Brief =
Extract every line that contains the string "length".

Input for this task =
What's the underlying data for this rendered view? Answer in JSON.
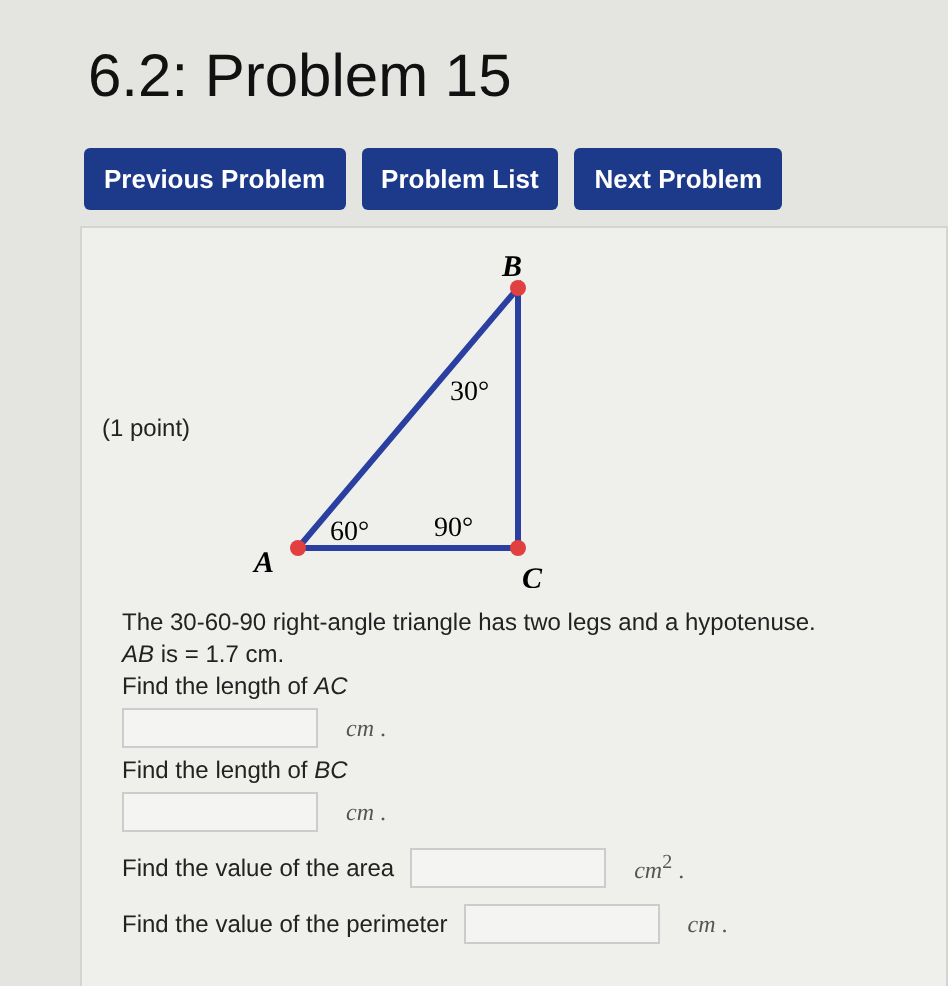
{
  "title": "6.2: Problem 15",
  "buttons": [
    "Previous Problem",
    "Problem List",
    "Next Problem"
  ],
  "points": "(1 point)",
  "figure": {
    "vertices": [
      {
        "label": "A"
      },
      {
        "label": "B"
      },
      {
        "label": "C"
      }
    ],
    "angles": [
      {
        "label": "60°"
      },
      {
        "label": "30°"
      },
      {
        "label": "90°"
      }
    ]
  },
  "statement": [
    "The 30-60-90 right-angle triangle has two legs and a hypotenuse.",
    "*AB* is = 1.7 cm."
  ],
  "questions": [
    {
      "prompt": "Find the length of *AC*",
      "unit": "*cm* .",
      "kind": "stacked"
    },
    {
      "prompt": "Find the length of *BC*",
      "unit": "*cm* .",
      "kind": "stacked"
    },
    {
      "prompt": "Find the value of the area",
      "unit": "*cm*$^{2}$ .",
      "kind": "inline"
    },
    {
      "prompt": "Find the value of the perimeter",
      "unit": "*cm* .",
      "kind": "inline"
    }
  ]
}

Solved problem =
      "prompt": "Find the length of *AC*",
      "prompt": "Find the length of *BC*",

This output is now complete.